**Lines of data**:
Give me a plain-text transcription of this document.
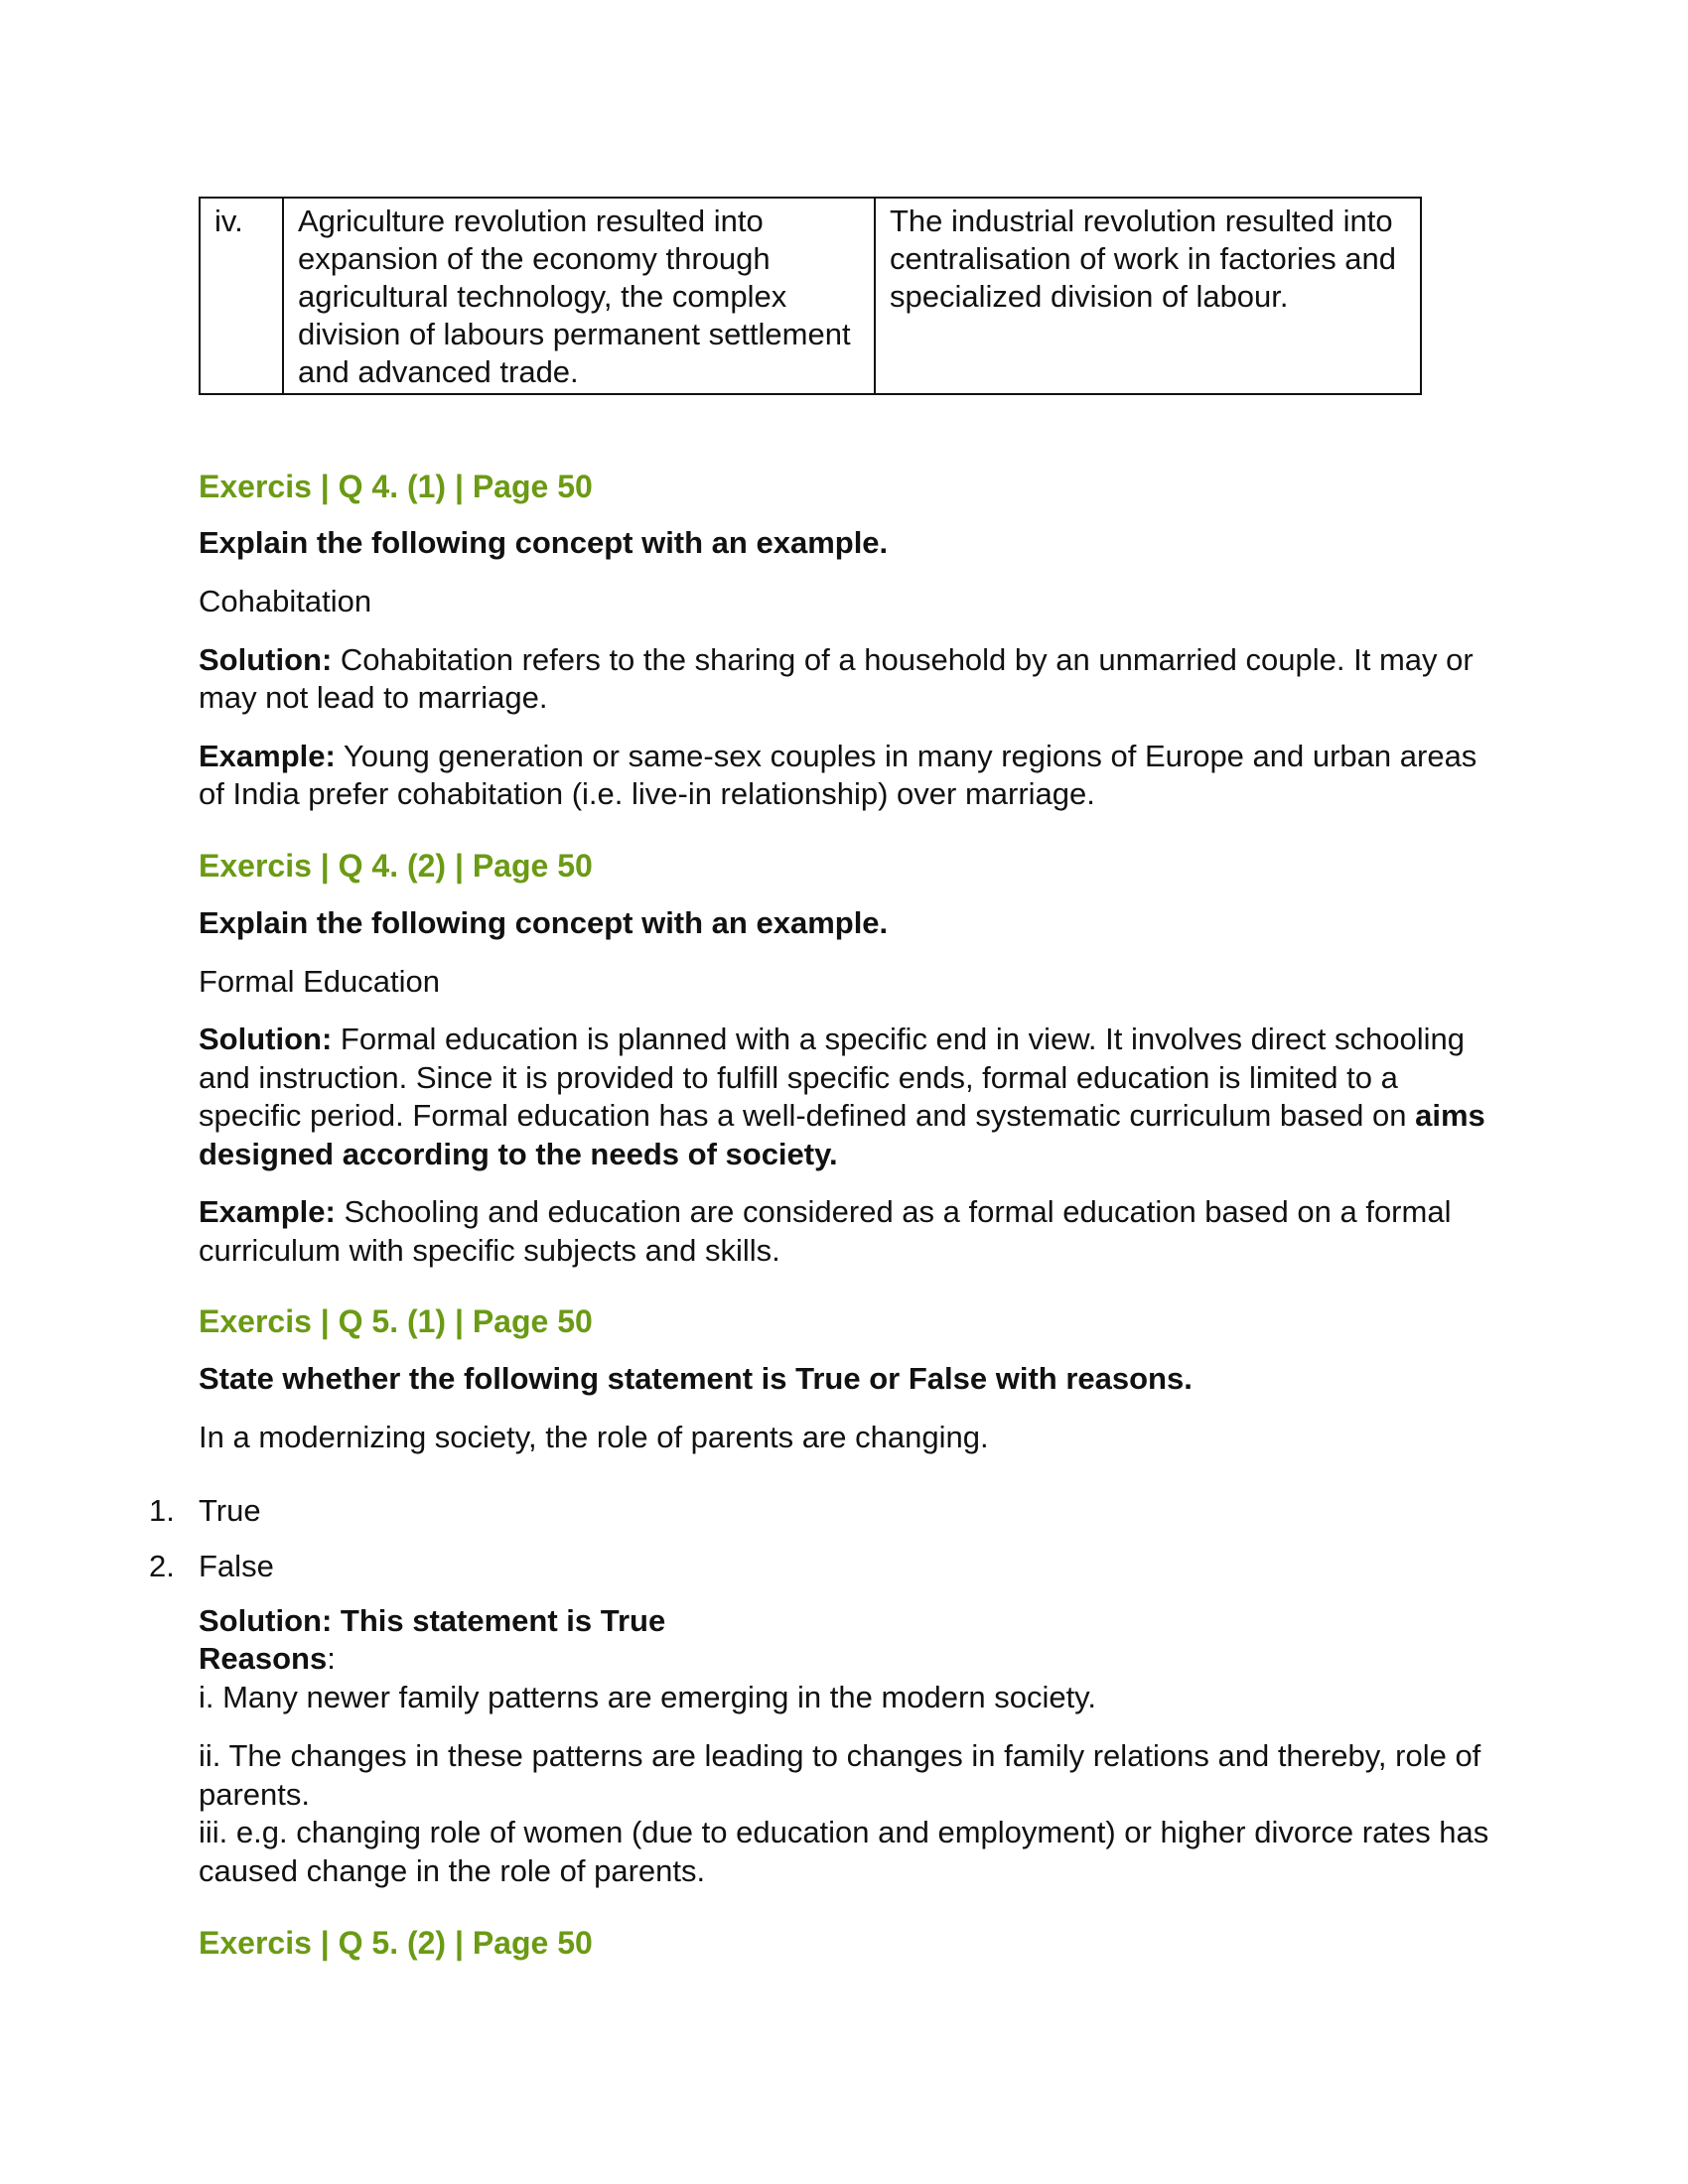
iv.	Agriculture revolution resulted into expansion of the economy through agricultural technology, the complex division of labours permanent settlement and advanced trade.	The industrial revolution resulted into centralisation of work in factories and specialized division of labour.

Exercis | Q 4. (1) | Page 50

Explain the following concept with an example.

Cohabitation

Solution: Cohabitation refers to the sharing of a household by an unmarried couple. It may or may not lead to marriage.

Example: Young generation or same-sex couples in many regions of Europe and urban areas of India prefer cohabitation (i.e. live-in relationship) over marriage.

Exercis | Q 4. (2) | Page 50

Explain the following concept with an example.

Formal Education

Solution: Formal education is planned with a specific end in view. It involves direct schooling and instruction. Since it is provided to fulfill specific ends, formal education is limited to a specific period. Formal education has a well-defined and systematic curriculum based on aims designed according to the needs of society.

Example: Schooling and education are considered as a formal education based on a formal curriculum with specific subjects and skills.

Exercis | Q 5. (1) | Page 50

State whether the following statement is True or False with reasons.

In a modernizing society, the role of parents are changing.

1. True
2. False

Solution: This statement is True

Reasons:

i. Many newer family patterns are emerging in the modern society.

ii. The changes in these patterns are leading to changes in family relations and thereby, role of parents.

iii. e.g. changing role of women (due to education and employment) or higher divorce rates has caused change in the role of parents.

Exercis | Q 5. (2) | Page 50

**Objective**: In the listing above, how many lines hold the word "changing"? Give the number and nothing more.

**The solution**: 2